_THE EXERCISE_.
Set down the material below word for word, excluding the pictures.

_THE DATA_.
+ + + +
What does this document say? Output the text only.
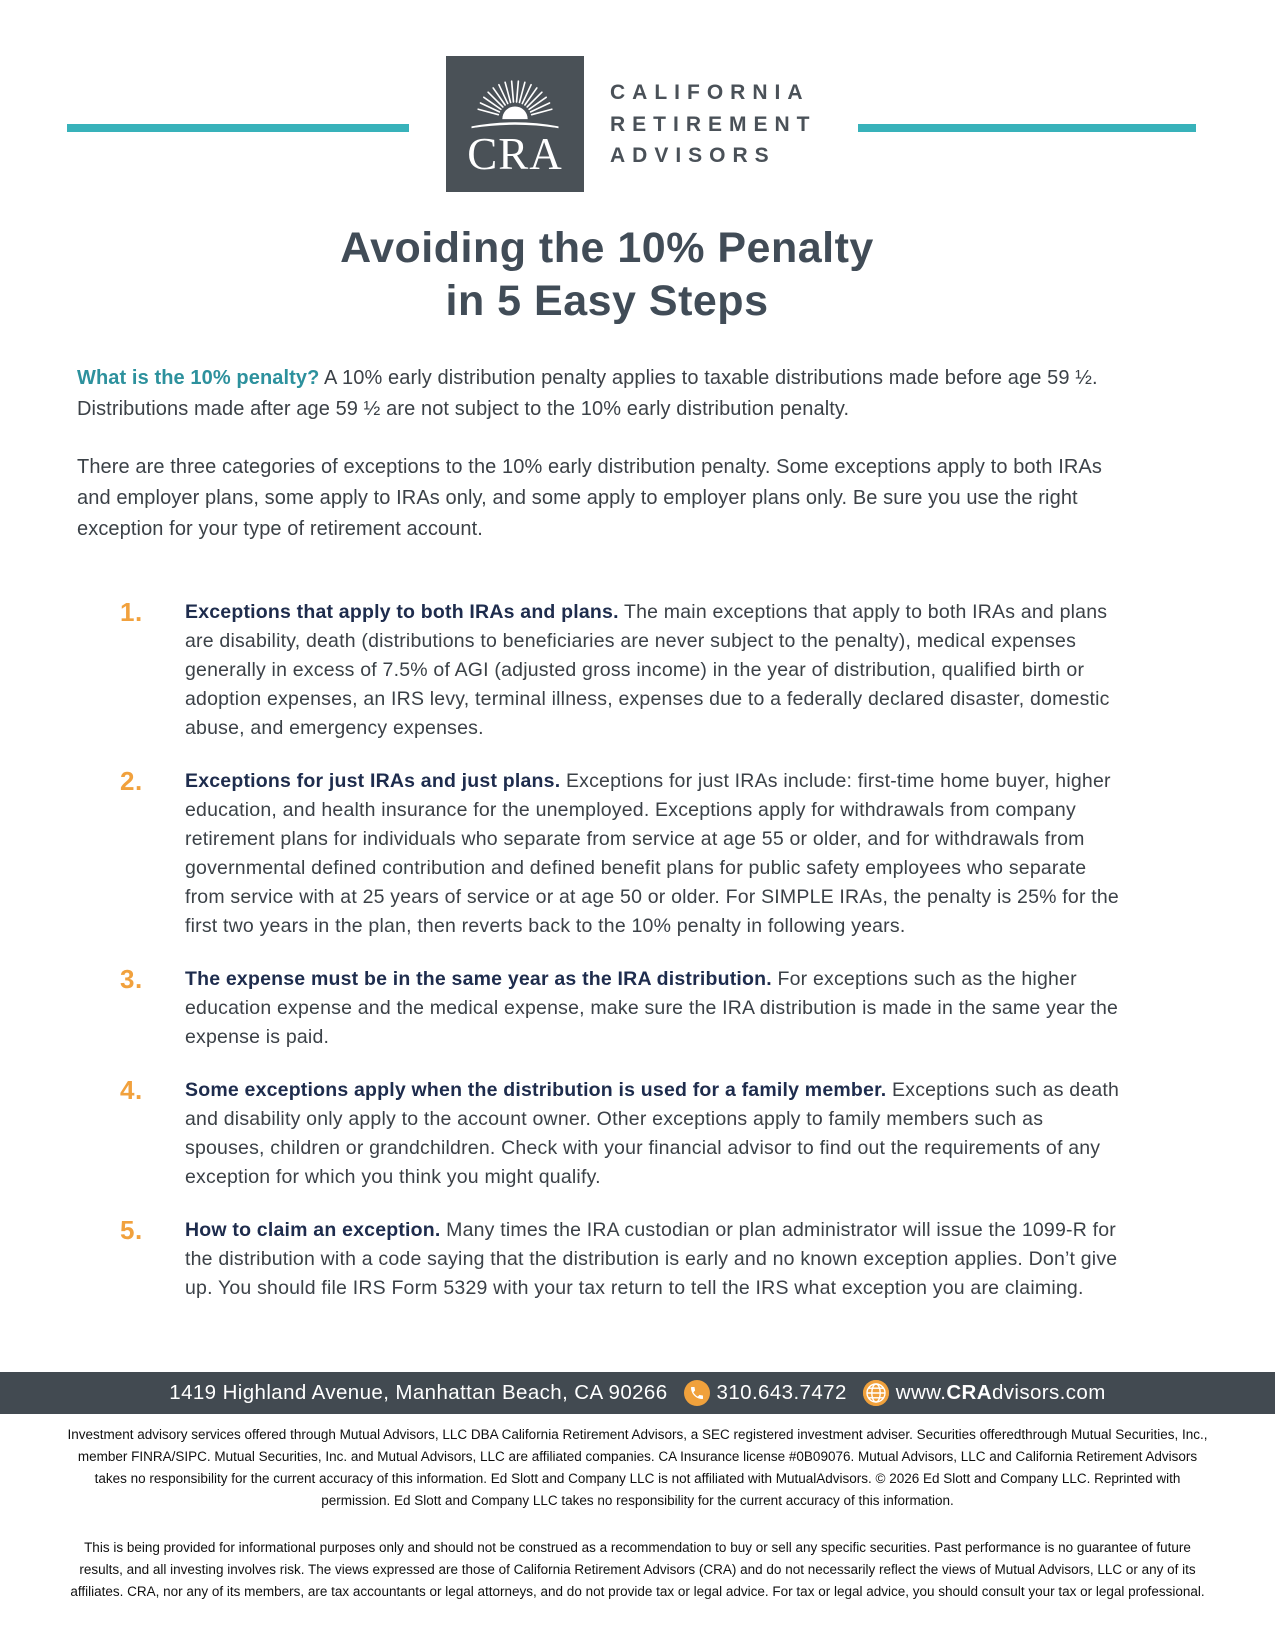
CRA
CALIFORNIA
RETIREMENT
ADVISORS
Avoiding the 10% Penalty
in 5 Easy Steps

What is the 10% penalty? A 10% early distribution penalty applies to taxable distributions made before age 59 ½. Distributions made after age 59 ½ are not subject to the 10% early distribution penalty.

There are three categories of exceptions to the 10% early distribution penalty. Some exceptions apply to both IRAs and employer plans, some apply to IRAs only, and some apply to employer plans only. Be sure you use the right exception for your type of retirement account.

1.	Exceptions that apply to both IRAs and plans. The main exceptions that apply to both IRAs and plans are disability, death (distributions to beneficiaries are never subject to the penalty), medical expenses generally in excess of 7.5% of AGI (adjusted gross income) in the year of distribution, qualified birth or adoption expenses, an IRS levy, terminal illness, expenses due to a federally declared disaster, domestic abuse, and emergency expenses.
2.	Exceptions for just IRAs and just plans. Exceptions for just IRAs include: first-time home buyer, higher education, and health insurance for the unemployed. Exceptions apply for withdrawals from company retirement plans for individuals who separate from service at age 55 or older, and for withdrawals from governmental defined contribution and defined benefit plans for public safety employees who separate from service with at 25 years of service or at age 50 or older. For SIMPLE IRAs, the penalty is 25% for the first two years in the plan, then reverts back to the 10% penalty in following years.
3.	The expense must be in the same year as the IRA distribution. For exceptions such as the higher education expense and the medical expense, make sure the IRA distribution is made in the same year the expense is paid.
4.	Some exceptions apply when the distribution is used for a family member. Exceptions such as death and disability only apply to the account owner. Other exceptions apply to family members such as spouses, children or grandchildren. Check with your financial advisor to find out the requirements of any exception for which you think you might qualify.
5.	How to claim an exception. Many times the IRA custodian or plan administrator will issue the 1099-R for the distribution with a code saying that the distribution is early and no known exception applies. Don’t give up. You should file IRS Form 5329 with your tax return to tell the IRS what exception you are claiming.
1419 Highland Avenue, Manhattan Beach, CA 90266 310.643.7472 www.CRAdvisors.com

Investment advisory services offered through Mutual Advisors, LLC DBA California Retirement Advisors, a SEC registered investment adviser. Securities offeredthrough Mutual Securities, Inc., member FINRA/SIPC. Mutual Securities, Inc. and Mutual Advisors, LLC are affiliated companies. CA Insurance license #0B09076. Mutual Advisors, LLC and California Retirement Advisors takes no responsibility for the current accuracy of this information. Ed Slott and Company LLC is not affiliated with MutualAdvisors. © 2026 Ed Slott and Company LLC. Reprinted with permission. Ed Slott and Company LLC takes no responsibility for the current accuracy of this information.

This is being provided for informational purposes only and should not be construed as a recommendation to buy or sell any specific securities. Past performance is no guarantee of future results, and all investing involves risk. The views expressed are those of California Retirement Advisors (CRA) and do not necessarily reflect the views of Mutual Advisors, LLC or any of its affiliates. CRA, nor any of its members, are tax accountants or legal attorneys, and do not provide tax or legal advice. For tax or legal advice, you should consult your tax or legal professional.
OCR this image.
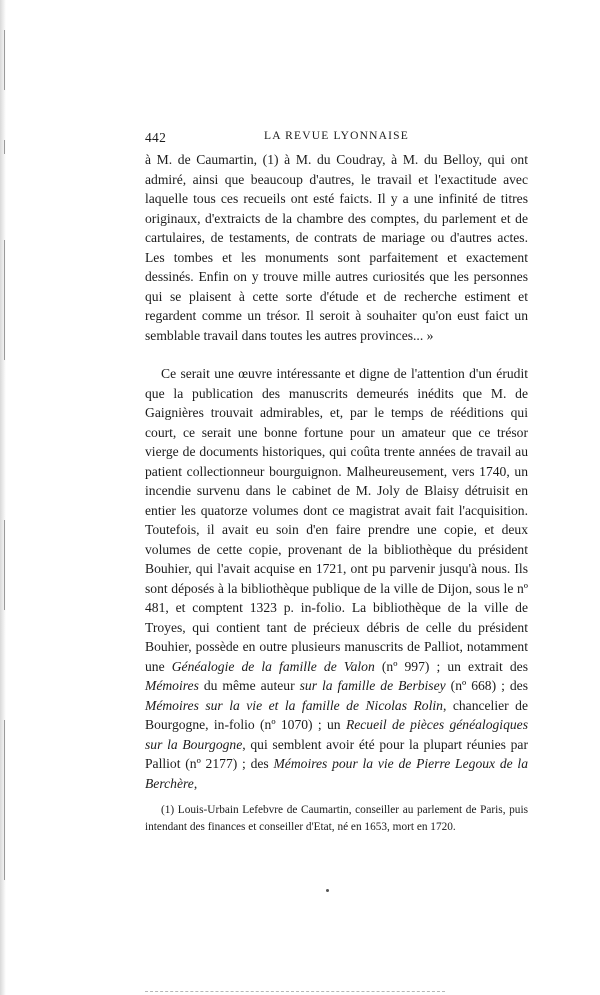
442	LA REVUE LYONNAISE

à M. de Caumartin, (1) à M. du Coudray, à M. du Belloy, qui ont admiré, ainsi que beaucoup d'autres, le travail et l'exactitude avec laquelle tous ces recueils ont esté faicts. Il y a une infinité de titres originaux, d'extraicts de la chambre des comptes, du parlement et de cartulaires, de testaments, de contrats de mariage ou d'autres actes. Les tombes et les monuments sont parfaitement et exactement dessinés. Enfin on y trouve mille autres curiosités que les personnes qui se plaisent à cette sorte d'étude et de recherche estiment et regardent comme un trésor. Il seroit à souhaiter qu'on eust faict un semblable travail dans toutes les autres provinces... »

Ce serait une œuvre intéressante et digne de l'attention d'un érudit que la publication des manuscrits demeurés inédits que M. de Gaignières trouvait admirables, et, par le temps de rééditions qui court, ce serait une bonne fortune pour un amateur que ce trésor vierge de documents historiques, qui coûta trente années de travail au patient collectionneur bourguignon. Malheureusement, vers 1740, un incendie survenu dans le cabinet de M. Joly de Blaisy détruisit en entier les quatorze volumes dont ce magistrat avait fait l'acquisition. Toutefois, il avait eu soin d'en faire prendre une copie, et deux volumes de cette copie, provenant de la bibliothèque du président Bouhier, qui l'avait acquise en 1721, ont pu parvenir jusqu'à nous. Ils sont déposés à la bibliothèque publique de la ville de Dijon, sous le nº 481, et comptent 1323 p. in-folio. La bibliothèque de la ville de Troyes, qui contient tant de précieux débris de celle du président Bouhier, possède en outre plusieurs manuscrits de Palliot, notamment une Généalogie de la famille de Valon (nº 997) ; un extrait des Mémoires du même auteur sur la famille de Berbisey (nº 668) ; des Mémoires sur la vie et la famille de Nicolas Rolin, chancelier de Bourgogne, in-folio (nº 1070) ; un Recueil de pièces généalogiques sur la Bourgogne, qui semblent avoir été pour la plupart réunies par Palliot (nº 2177) ; des Mémoires pour la vie de Pierre Legoux de la Berchère,

(1) Louis-Urbain Lefebvre de Caumartin, conseiller au parlement de Paris, puis intendant des finances et conseiller d'Etat, né en 1653, mort en 1720.
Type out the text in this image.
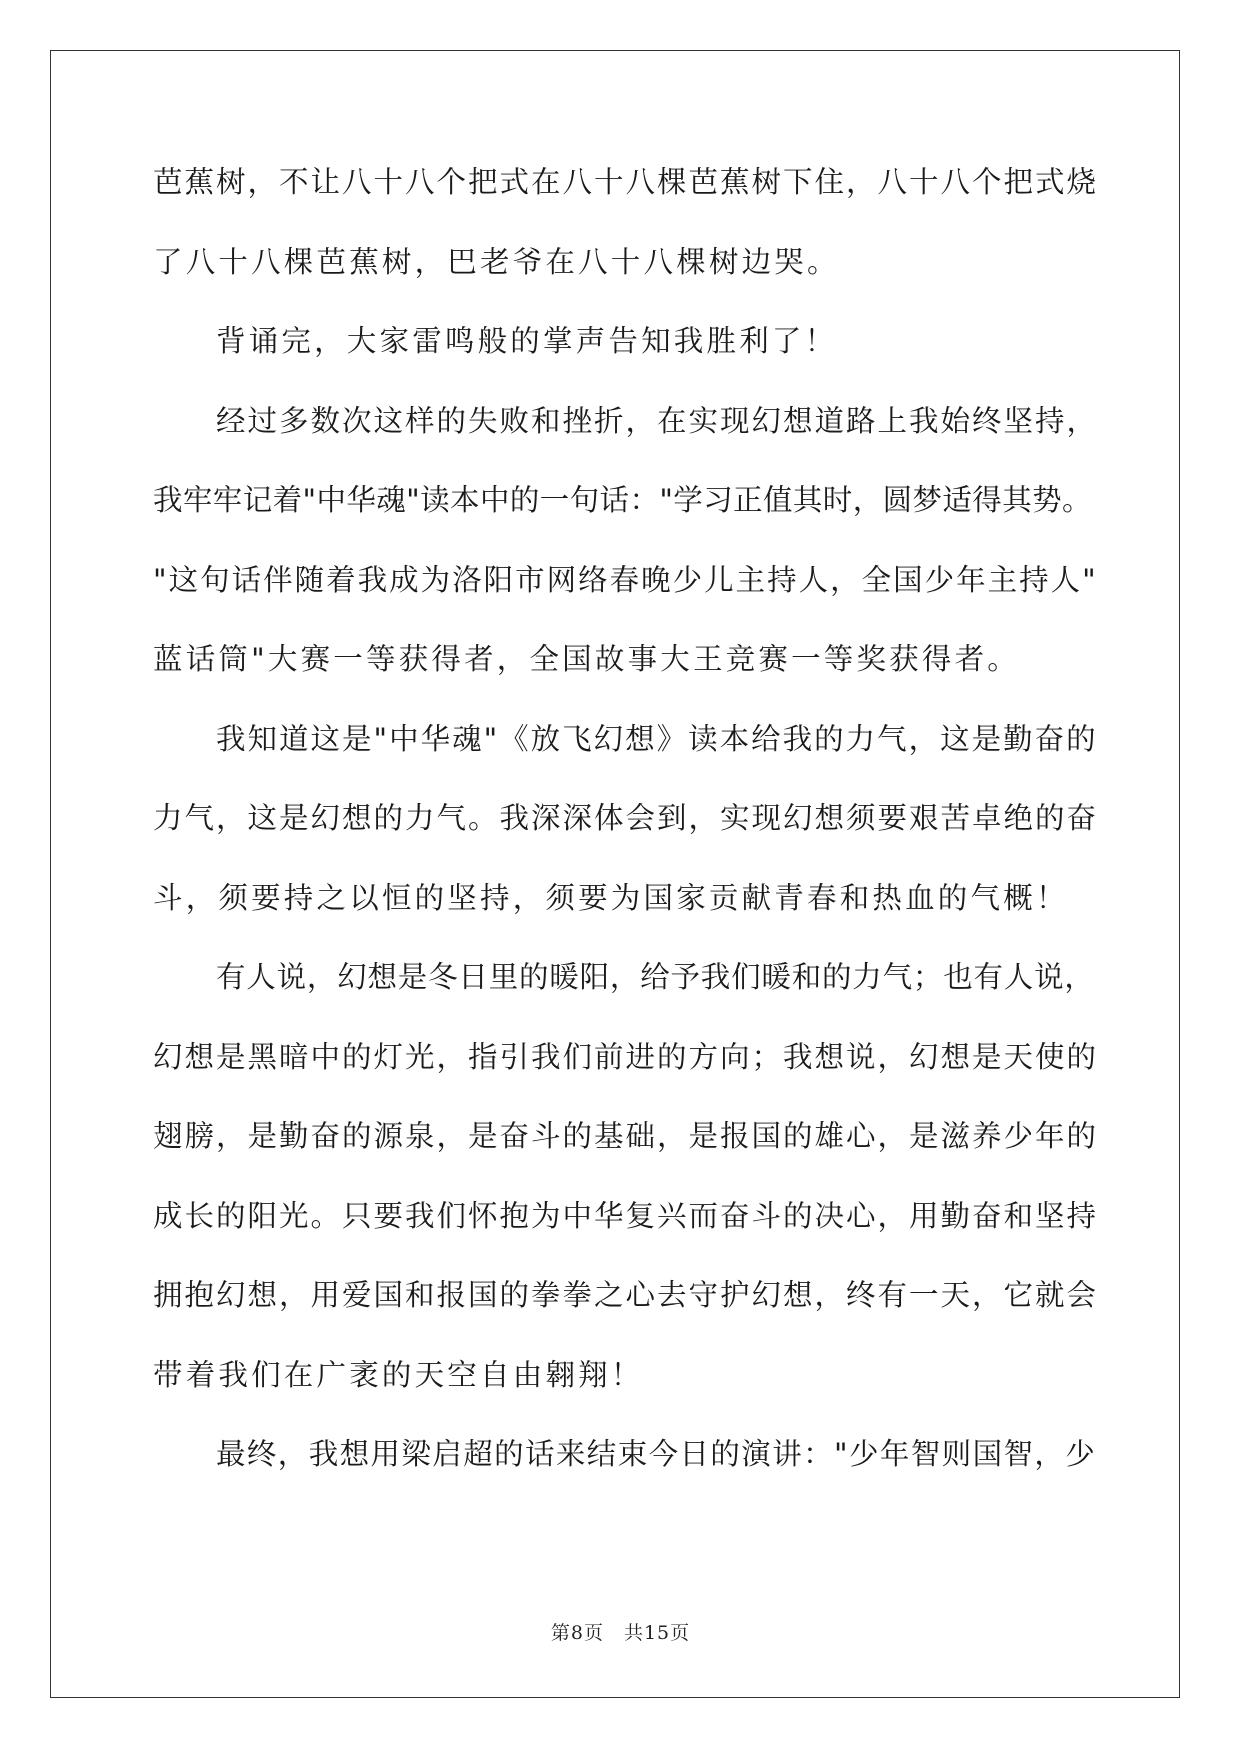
芭蕉树，不让八十八个把式在八十八棵芭蕉树下住，八十八个把式烧
了八十八棵芭蕉树，巴老爷在八十八棵树边哭。
背诵完，大家雷鸣般的掌声告知我胜利了！
经过多数次这样的失败和挫折，在实现幻想道路上我始终坚持，
我牢牢记着"中华魂"读本中的一句话："学习正值其时，圆梦适得其势。
"这句话伴随着我成为洛阳市网络春晚少儿主持人，全国少年主持人"
蓝话筒"大赛一等获得者，全国故事大王竞赛一等奖获得者。
我知道这是"中华魂"《放飞幻想》读本给我的力气，这是勤奋的
力气，这是幻想的力气。我深深体会到，实现幻想须要艰苦卓绝的奋
斗，须要持之以恒的坚持，须要为国家贡献青春和热血的气概！
有人说，幻想是冬日里的暖阳，给予我们暖和的力气；也有人说，
幻想是黑暗中的灯光，指引我们前进的方向；我想说，幻想是天使的
翅膀，是勤奋的源泉，是奋斗的基础，是报国的雄心，是滋养少年的
成长的阳光。只要我们怀抱为中华复兴而奋斗的决心，用勤奋和坚持
拥抱幻想，用爱国和报国的拳拳之心去守护幻想，终有一天，它就会
带着我们在广袤的天空自由翱翔！
最终，我想用梁启超的话来结束今日的演讲："少年智则国智，少
第8页　共15页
+ + + +
_RESPONSE TO THIS EXERCISE_.
What does this document say? Output the text only.
CRA
CALIFORNIA
RETIREMENT
ADVISORS
Avoiding the 10% Penalty
in 5 Easy Steps

What is the 10% penalty? A 10% early distribution penalty applies to taxable distributions made before age 59 ½. Distributions made after age 59 ½ are not subject to the 10% early distribution penalty.

There are three categories of exceptions to the 10% early distribution penalty. Some exceptions apply to both IRAs and employer plans, some apply to IRAs only, and some apply to employer plans only. Be sure you use the right exception for your type of retirement account.

1.	Exceptions that apply to both IRAs and plans. The main exceptions that apply to both IRAs and plans are disability, death (distributions to beneficiaries are never subject to the penalty), medical expenses generally in excess of 7.5% of AGI (adjusted gross income) in the year of distribution, qualified birth or adoption expenses, an IRS levy, terminal illness, expenses due to a federally declared disaster, domestic abuse, and emergency expenses.
2.	Exceptions for just IRAs and just plans. Exceptions for just IRAs include: first-time home buyer, higher education, and health insurance for the unemployed. Exceptions apply for withdrawals from company retirement plans for individuals who separate from service at age 55 or older, and for withdrawals from governmental defined contribution and defined benefit plans for public safety employees who separate from service with at 25 years of service or at age 50 or older. For SIMPLE IRAs, the penalty is 25% for the first two years in the plan, then reverts back to the 10% penalty in following years.
3.	The expense must be in the same year as the IRA distribution. For exceptions such as the higher education expense and the medical expense, make sure the IRA distribution is made in the same year the expense is paid.
4.	Some exceptions apply when the distribution is used for a family member. Exceptions such as death and disability only apply to the account owner. Other exceptions apply to family members such as spouses, children or grandchildren. Check with your financial advisor to find out the requirements of any exception for which you think you might qualify.
5.	How to claim an exception. Many times the IRA custodian or plan administrator will issue the 1099-R for the distribution with a code saying that the distribution is early and no known exception applies. Don’t give up. You should file IRS Form 5329 with your tax return to tell the IRS what exception you are claiming.
1419 Highland Avenue, Manhattan Beach, CA 90266 310.643.7472 www.CRAdvisors.com

Investment advisory services offered through Mutual Advisors, LLC DBA California Retirement Advisors, a SEC registered investment adviser. Securities offeredthrough Mutual Securities, Inc., member FINRA/SIPC. Mutual Securities, Inc. and Mutual Advisors, LLC are affiliated companies. CA Insurance license #0B09076. Mutual Advisors, LLC and California Retirement Advisors takes no responsibility for the current accuracy of this information. Ed Slott and Company LLC is not affiliated with MutualAdvisors. © 2026 Ed Slott and Company LLC. Reprinted with permission. Ed Slott and Company LLC takes no responsibility for the current accuracy of this information.

This is being provided for informational purposes only and should not be construed as a recommendation to buy or sell any specific securities. Past performance is no guarantee of future results, and all investing involves risk. The views expressed are those of California Retirement Advisors (CRA) and do not necessarily reflect the views of Mutual Advisors, LLC or any of its affiliates. CRA, nor any of its members, are tax accountants or legal attorneys, and do not provide tax or legal advice. For tax or legal advice, you should consult your tax or legal professional.
OCR this image.
442	LA REVUE LYONNAISE

à M. de Caumartin, (1) à M. du Coudray, à M. du Belloy, qui ont admiré, ainsi que beaucoup d'autres, le travail et l'exactitude avec laquelle tous ces recueils ont esté faicts. Il y a une infinité de titres originaux, d'extraicts de la chambre des comptes, du parlement et de cartulaires, de testaments, de contrats de mariage ou d'autres actes. Les tombes et les monuments sont parfaitement et exactement dessinés. Enfin on y trouve mille autres curiosités que les personnes qui se plaisent à cette sorte d'étude et de recherche estiment et regardent comme un trésor. Il seroit à souhaiter qu'on eust faict un semblable travail dans toutes les autres provinces... »

Ce serait une œuvre intéressante et digne de l'attention d'un érudit que la publication des manuscrits demeurés inédits que M. de Gaignières trouvait admirables, et, par le temps de rééditions qui court, ce serait une bonne fortune pour un amateur que ce trésor vierge de documents historiques, qui coûta trente années de travail au patient collectionneur bourguignon. Malheureusement, vers 1740, un incendie survenu dans le cabinet de M. Joly de Blaisy détruisit en entier les quatorze volumes dont ce magistrat avait fait l'acquisition. Toutefois, il avait eu soin d'en faire prendre une copie, et deux volumes de cette copie, provenant de la bibliothèque du président Bouhier, qui l'avait acquise en 1721, ont pu parvenir jusqu'à nous. Ils sont déposés à la bibliothèque publique de la ville de Dijon, sous le nº 481, et comptent 1323 p. in-folio. La bibliothèque de la ville de Troyes, qui contient tant de précieux débris de celle du président Bouhier, possède en outre plusieurs manuscrits de Palliot, notamment une Généalogie de la famille de Valon (nº 997) ; un extrait des Mémoires du même auteur sur la famille de Berbisey (nº 668) ; des Mémoires sur la vie et la famille de Nicolas Rolin, chancelier de Bourgogne, in-folio (nº 1070) ; un Recueil de pièces généalogiques sur la Bourgogne, qui semblent avoir été pour la plupart réunies par Palliot (nº 2177) ; des Mémoires pour la vie de Pierre Legoux de la Berchère,

(1) Louis-Urbain Lefebvre de Caumartin, conseiller au parlement de Paris, puis intendant des finances et conseiller d'Etat, né en 1653, mort en 1720.
Type out the text in this image.
芭蕉树，不让八十八个把式在八十八棵芭蕉树下住，八十八个把式烧
了八十八棵芭蕉树，巴老爷在八十八棵树边哭。
背诵完，大家雷鸣般的掌声告知我胜利了！
经过多数次这样的失败和挫折，在实现幻想道路上我始终坚持，
我牢牢记着"中华魂"读本中的一句话："学习正值其时，圆梦适得其势。
"这句话伴随着我成为洛阳市网络春晚少儿主持人，全国少年主持人"
蓝话筒"大赛一等获得者，全国故事大王竞赛一等奖获得者。
我知道这是"中华魂"《放飞幻想》读本给我的力气，这是勤奋的
力气，这是幻想的力气。我深深体会到，实现幻想须要艰苦卓绝的奋
斗，须要持之以恒的坚持，须要为国家贡献青春和热血的气概！
有人说，幻想是冬日里的暖阳，给予我们暖和的力气；也有人说，
幻想是黑暗中的灯光，指引我们前进的方向；我想说，幻想是天使的
翅膀，是勤奋的源泉，是奋斗的基础，是报国的雄心，是滋养少年的
成长的阳光。只要我们怀抱为中华复兴而奋斗的决心，用勤奋和坚持
拥抱幻想，用爱国和报国的拳拳之心去守护幻想，终有一天，它就会
带着我们在广袤的天空自由翱翔！
最终，我想用梁启超的话来结束今日的演讲："少年智则国智，少
第8页　共15页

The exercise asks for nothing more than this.